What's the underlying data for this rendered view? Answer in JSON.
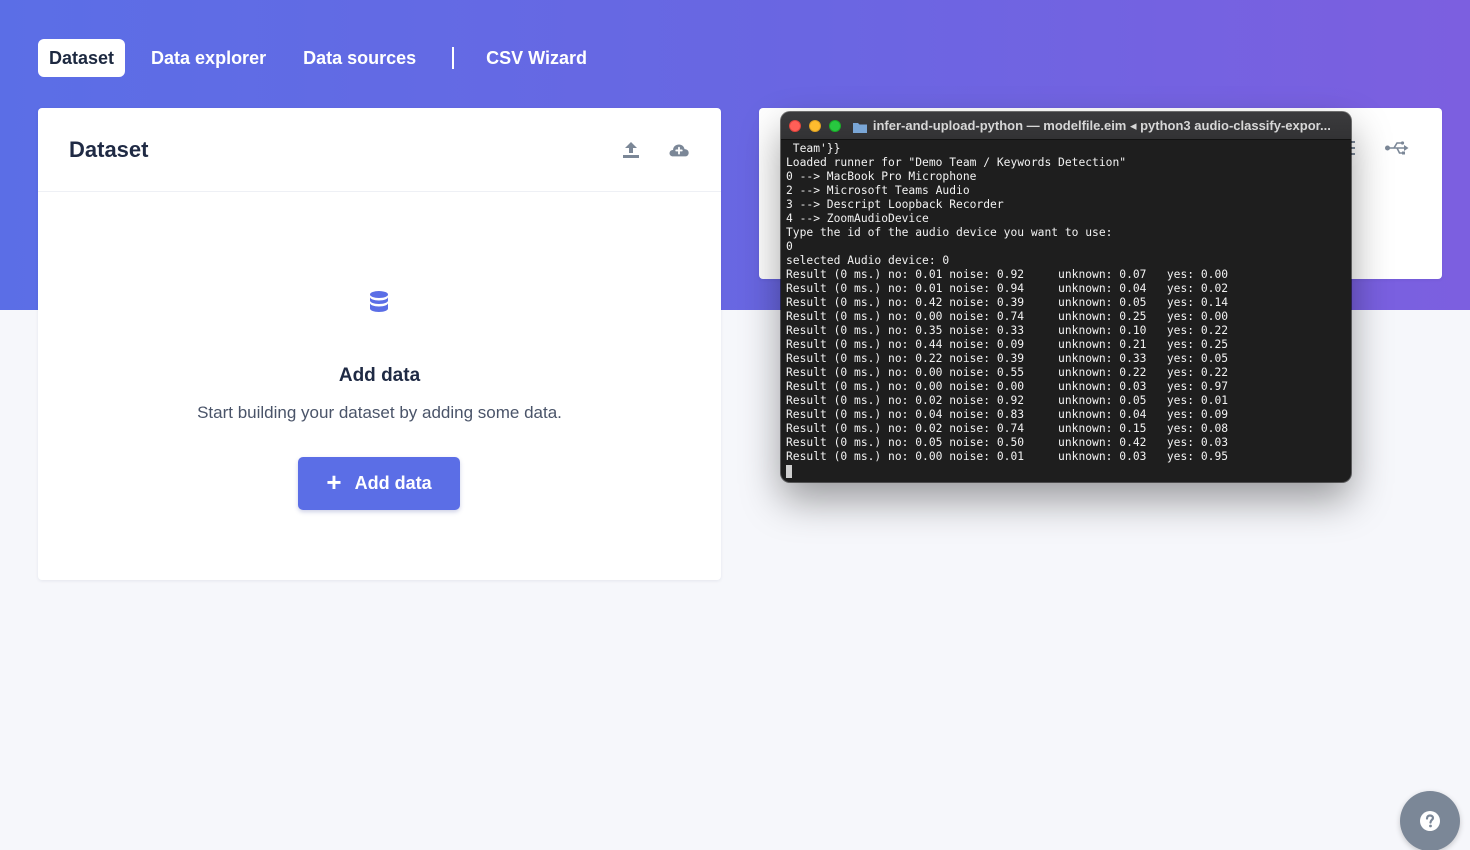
{
  "nav": {
    "tabs": [
      {
        "label": "Dataset",
        "active": true
      },
      {
        "label": "Data explorer",
        "active": false
      },
      {
        "label": "Data sources",
        "active": false
      },
      {
        "label": "CSV Wizard",
        "active": false
      }
    ]
  },
  "dataset_card": {
    "title": "Dataset",
    "header_icons": [
      "upload-icon",
      "cloud-upload-icon"
    ],
    "empty_state": {
      "icon": "database-icon",
      "title": "Add data",
      "description": "Start building your dataset by adding some data.",
      "button_label": "Add data",
      "button_icon": "plus-icon"
    }
  },
  "right_card": {
    "header_icons": [
      "list-icon",
      "usb-icon"
    ]
  },
  "terminal": {
    "title": "infer-and-upload-python — modelfile.eim ◂ python3 audio-classify-expor...",
    "lines": [
      " Team'}}",
      "Loaded runner for \"Demo Team / Keywords Detection\"",
      "0 --> MacBook Pro Microphone",
      "2 --> Microsoft Teams Audio",
      "3 --> Descript Loopback Recorder",
      "4 --> ZoomAudioDevice",
      "Type the id of the audio device you want to use:",
      "0",
      "selected Audio device: 0",
      "Result (0 ms.) no: 0.01 noise: 0.92     unknown: 0.07   yes: 0.00",
      "Result (0 ms.) no: 0.01 noise: 0.94     unknown: 0.04   yes: 0.02",
      "Result (0 ms.) no: 0.42 noise: 0.39     unknown: 0.05   yes: 0.14",
      "Result (0 ms.) no: 0.00 noise: 0.74     unknown: 0.25   yes: 0.00",
      "Result (0 ms.) no: 0.35 noise: 0.33     unknown: 0.10   yes: 0.22",
      "Result (0 ms.) no: 0.44 noise: 0.09     unknown: 0.21   yes: 0.25",
      "Result (0 ms.) no: 0.22 noise: 0.39     unknown: 0.33   yes: 0.05",
      "Result (0 ms.) no: 0.00 noise: 0.55     unknown: 0.22   yes: 0.22",
      "Result (0 ms.) no: 0.00 noise: 0.00     unknown: 0.03   yes: 0.97",
      "Result (0 ms.) no: 0.02 noise: 0.92     unknown: 0.05   yes: 0.01",
      "Result (0 ms.) no: 0.04 noise: 0.83     unknown: 0.04   yes: 0.09",
      "Result (0 ms.) no: 0.02 noise: 0.74     unknown: 0.15   yes: 0.08",
      "Result (0 ms.) no: 0.05 noise: 0.50     unknown: 0.42   yes: 0.03",
      "Result (0 ms.) no: 0.00 noise: 0.01     unknown: 0.03   yes: 0.95"
    ]
  },
  "help": {
    "icon": "help-icon"
  },
  "colors": {
    "accent": "#5b6ee6",
    "hero_gradient_start": "#5b6ee6",
    "hero_gradient_end": "#7c5fe0",
    "terminal_bg": "#1e1e1e"
  }
}
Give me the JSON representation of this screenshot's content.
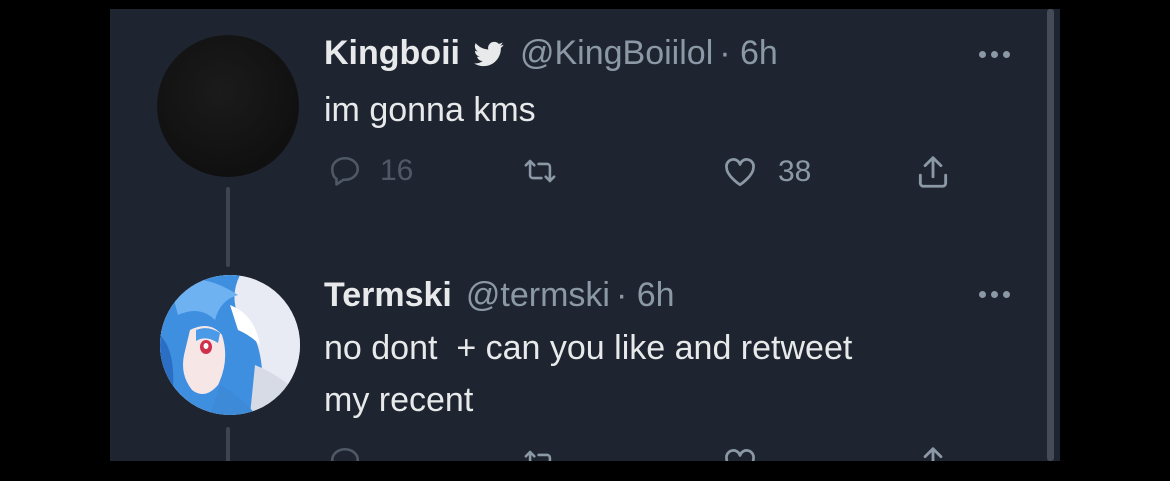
{
  "tweets": [
    {
      "display_name": "Kingboii",
      "verified": true,
      "handle": "@KingBoiilol",
      "time": "· 6h",
      "text": "im gonna kms",
      "replies": "16",
      "likes": "38",
      "avatar": "dark-circle-avatar"
    },
    {
      "display_name": "Termski",
      "verified": false,
      "handle": "@termski",
      "time": "· 6h",
      "text": "no dont  + can you like and retweet\nmy recent",
      "avatar": "anime-character-avatar"
    }
  ],
  "icons": {
    "reply": "reply-icon",
    "retweet": "retweet-icon",
    "like": "heart-icon",
    "share": "share-icon",
    "more": "more-dots-icon",
    "verified": "twitter-bird-icon"
  },
  "colors": {
    "background": "#1f2530",
    "text": "#e7e9ea",
    "secondary": "#8b98a5",
    "thread_line": "#3e4551",
    "outer_frame": "#000000"
  }
}
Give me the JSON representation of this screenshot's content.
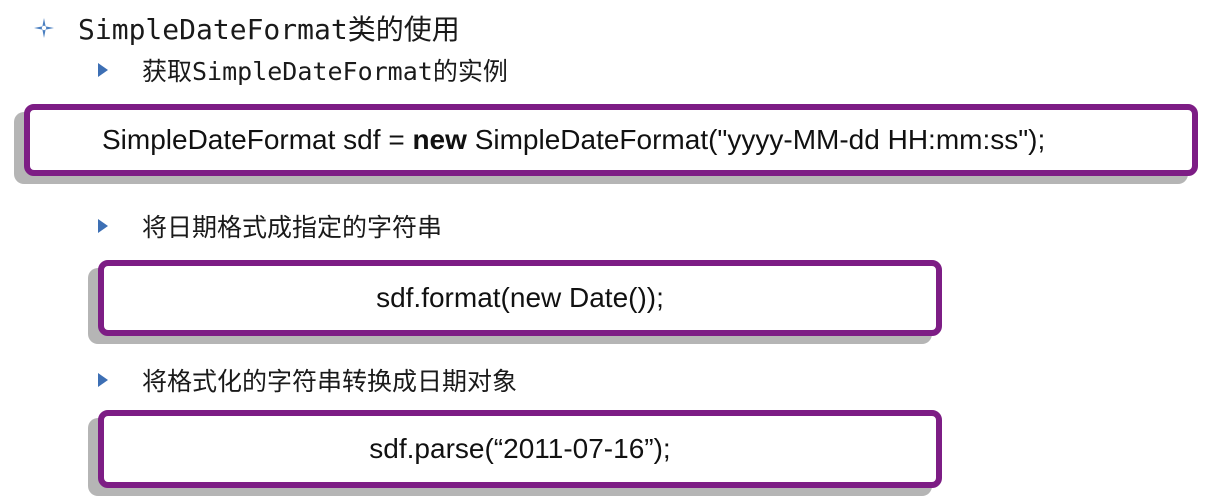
{
  "heading": {
    "icon": "four-pointed-star-icon",
    "text": "SimpleDateFormat类的使用"
  },
  "sections": [
    {
      "bullet_icon": "triangle-bullet-icon",
      "label": "获取SimpleDateFormat的实例",
      "code": {
        "before": "SimpleDateFormat sdf = ",
        "keyword": "new",
        "after": " SimpleDateFormat(\"yyyy-MM-dd HH:mm:ss\");"
      }
    },
    {
      "bullet_icon": "triangle-bullet-icon",
      "label": "将日期格式成指定的字符串",
      "code": {
        "text": "sdf.format(new Date());"
      }
    },
    {
      "bullet_icon": "triangle-bullet-icon",
      "label": "将格式化的字符串转换成日期对象",
      "code": {
        "text": "sdf.parse(“2011-07-16”);"
      }
    }
  ],
  "colors": {
    "box_border": "#7d1d85",
    "box_shadow": "#b5b5b5",
    "bullet": "#3d6fb4",
    "heading_icon": "#4a7fc0"
  }
}
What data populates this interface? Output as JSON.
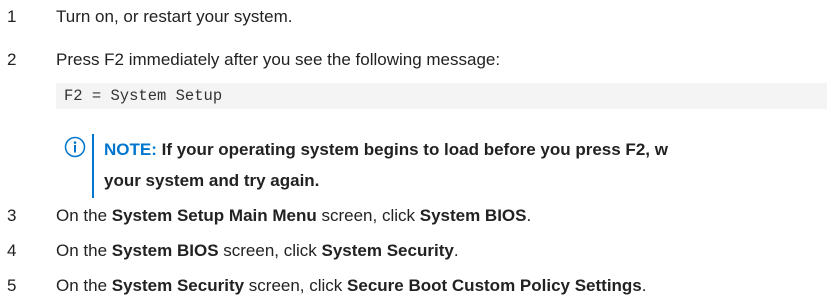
{
  "steps": [
    {
      "num": "1",
      "parts": [
        {
          "text": "Turn on, or restart your system.",
          "bold": false
        }
      ]
    },
    {
      "num": "2",
      "parts": [
        {
          "text": "Press F2 immediately after you see the following message:",
          "bold": false
        }
      ]
    },
    {
      "num": "3",
      "parts": [
        {
          "text": "On the ",
          "bold": false
        },
        {
          "text": "System Setup Main Menu",
          "bold": true
        },
        {
          "text": " screen, click ",
          "bold": false
        },
        {
          "text": "System BIOS",
          "bold": true
        },
        {
          "text": ".",
          "bold": false
        }
      ]
    },
    {
      "num": "4",
      "parts": [
        {
          "text": "On the ",
          "bold": false
        },
        {
          "text": "System BIOS",
          "bold": true
        },
        {
          "text": " screen, click ",
          "bold": false
        },
        {
          "text": "System Security",
          "bold": true
        },
        {
          "text": ".",
          "bold": false
        }
      ]
    },
    {
      "num": "5",
      "parts": [
        {
          "text": "On the ",
          "bold": false
        },
        {
          "text": "System Security",
          "bold": true
        },
        {
          "text": " screen, click ",
          "bold": false
        },
        {
          "text": "Secure Boot Custom Policy Settings",
          "bold": true
        },
        {
          "text": ".",
          "bold": false
        }
      ]
    }
  ],
  "code": "F2 = System Setup",
  "note": {
    "label": "NOTE:",
    "line1": " If your operating system begins to load before you press F2, w",
    "line2": "your system and try again.",
    "icon": "info-icon",
    "accent_color": "#0076ce"
  }
}
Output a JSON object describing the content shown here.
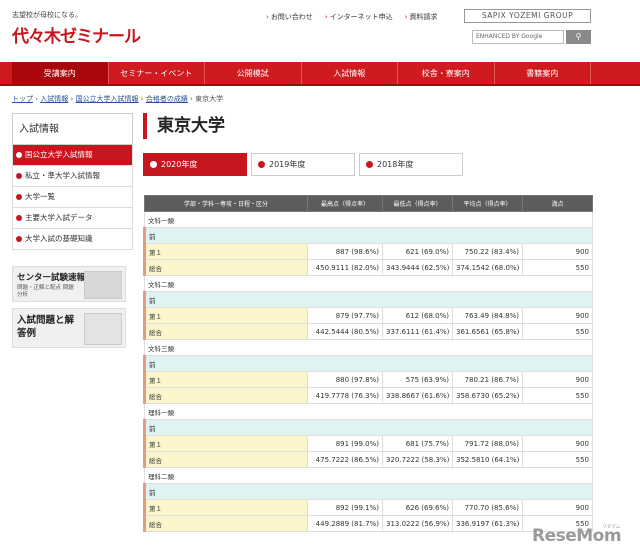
{
  "header": {
    "tagline": "志望校が母校になる。",
    "logo": "代々木ゼミナール",
    "links": [
      "お問い合わせ",
      "インターネット申込",
      "資料請求"
    ],
    "group": "SAPIX YOZEMI GROUP",
    "search_placeholder": "ENHANCED BY Google"
  },
  "nav": [
    "受講案内",
    "セミナー・イベント",
    "公開模試",
    "入試情報",
    "校舎・寮案内",
    "書籍案内"
  ],
  "breadcrumb": {
    "items": [
      "トップ",
      "入試情報",
      "国公立大学入試情報",
      "合格者の成績"
    ],
    "current": "東京大学",
    "sep": "›"
  },
  "sidebar": {
    "title": "入試情報",
    "items": [
      "国公立大学入試情報",
      "私立・準大学入試情報",
      "大学一覧",
      "主要大学入試データ",
      "大学入試の基礎知識"
    ],
    "banner1": {
      "title": "センター試験速報",
      "sub": "問題・正解と配点 問題分析"
    },
    "banner2": {
      "title": "入試問題と解答例"
    }
  },
  "page_title": "東京大学",
  "years": [
    "2020年度",
    "2019年度",
    "2018年度"
  ],
  "table": {
    "headers": [
      "学部・学科－専攻・日程・区分",
      "最高点（得点率）",
      "最低点（得点率）",
      "平均点（得点率）",
      "満点"
    ],
    "sections": [
      {
        "name": "文科一類",
        "pre": "前",
        "rows": [
          [
            "第１",
            "887 (98.6%)",
            "621 (69.0%)",
            "750.22 (83.4%)",
            "900"
          ],
          [
            "総合",
            "450.9111 (82.0%)",
            "343.9444 (62.5%)",
            "374.1542 (68.0%)",
            "550"
          ]
        ]
      },
      {
        "name": "文科二類",
        "pre": "前",
        "rows": [
          [
            "第１",
            "879 (97.7%)",
            "612 (68.0%)",
            "763.49 (84.8%)",
            "900"
          ],
          [
            "総合",
            "442.5444 (80.5%)",
            "337.6111 (61.4%)",
            "361.6561 (65.8%)",
            "550"
          ]
        ]
      },
      {
        "name": "文科三類",
        "pre": "前",
        "rows": [
          [
            "第１",
            "880 (97.8%)",
            "575 (63.9%)",
            "780.21 (86.7%)",
            "900"
          ],
          [
            "総合",
            "419.7778 (76.3%)",
            "338.8667 (61.6%)",
            "358.6730 (65.2%)",
            "550"
          ]
        ]
      },
      {
        "name": "理科一類",
        "pre": "前",
        "rows": [
          [
            "第１",
            "891 (99.0%)",
            "681 (75.7%)",
            "791.72 (88.0%)",
            "900"
          ],
          [
            "総合",
            "475.7222 (86.5%)",
            "320.7222 (58.3%)",
            "352.5810 (64.1%)",
            "550"
          ]
        ]
      },
      {
        "name": "理科二類",
        "pre": "前",
        "rows": [
          [
            "第１",
            "892 (99.1%)",
            "626 (69.6%)",
            "770.70 (85.6%)",
            "900"
          ],
          [
            "総合",
            "449.2889 (81.7%)",
            "313.0222 (56.9%)",
            "336.9197 (61.3%)",
            "550"
          ]
        ]
      }
    ]
  },
  "watermark": {
    "brand": "ReseMom",
    "kana": "リセマム"
  },
  "colors": {
    "brand_red": "#c7161d",
    "nav_red": "#cf1a1f"
  }
}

____

■ **Direction**
Looking at the entries above, how many lines contain the word "this"? Answer with the number alone.

■ **Exercise answer**
4